● Written instruction:
Your task is to repeat the entries word for word while leaving out the pictures.

● Materials provided:

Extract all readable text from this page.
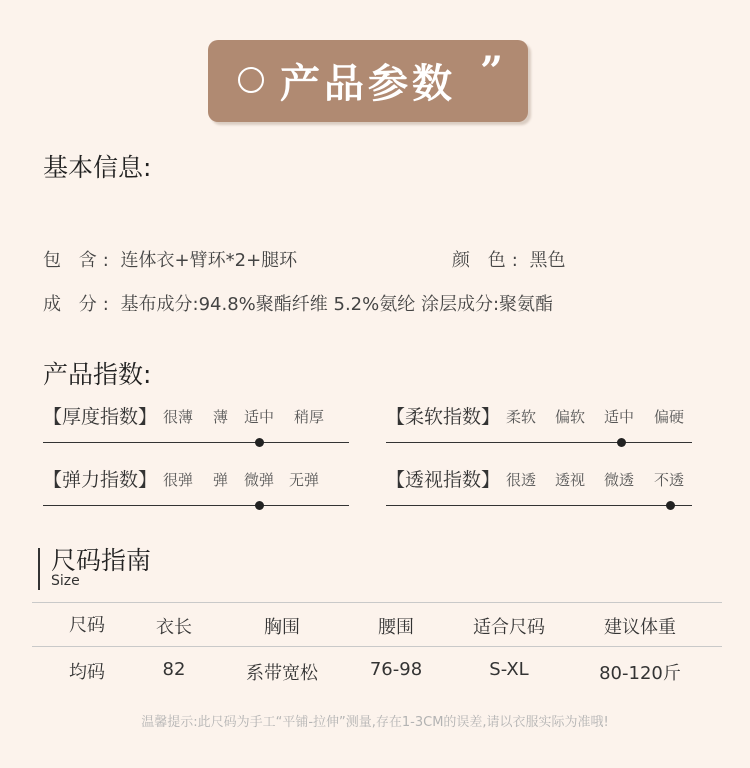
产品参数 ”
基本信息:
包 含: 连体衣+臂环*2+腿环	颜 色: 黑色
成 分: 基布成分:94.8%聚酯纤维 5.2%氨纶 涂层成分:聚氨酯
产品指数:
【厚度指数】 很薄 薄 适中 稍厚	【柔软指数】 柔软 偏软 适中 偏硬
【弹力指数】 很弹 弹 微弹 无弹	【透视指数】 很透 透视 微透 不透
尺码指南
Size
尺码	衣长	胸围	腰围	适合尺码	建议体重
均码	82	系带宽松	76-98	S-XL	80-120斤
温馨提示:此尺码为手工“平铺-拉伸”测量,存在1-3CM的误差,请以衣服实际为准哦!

● Final result:
Extract all readable text from this page.
产品参数 ”
基本信息:
包 含: 连体衣+臂环*2+腿环	颜 色: 黑色
成 分: 基布成分:94.8%聚酯纤维 5.2%氨纶 涂层成分:聚氨酯
产品指数:
【厚度指数】 很薄 薄 适中 稍厚	【柔软指数】 柔软 偏软 适中 偏硬
【弹力指数】 很弹 弹 微弹 无弹	【透视指数】 很透 透视 微透 不透
尺码指南
Size
尺码	衣长	胸围	腰围	适合尺码	建议体重
均码	82	系带宽松	76-98	S-XL	80-120斤
温馨提示:此尺码为手工“平铺-拉伸”测量,存在1-3CM的误差,请以衣服实际为准哦!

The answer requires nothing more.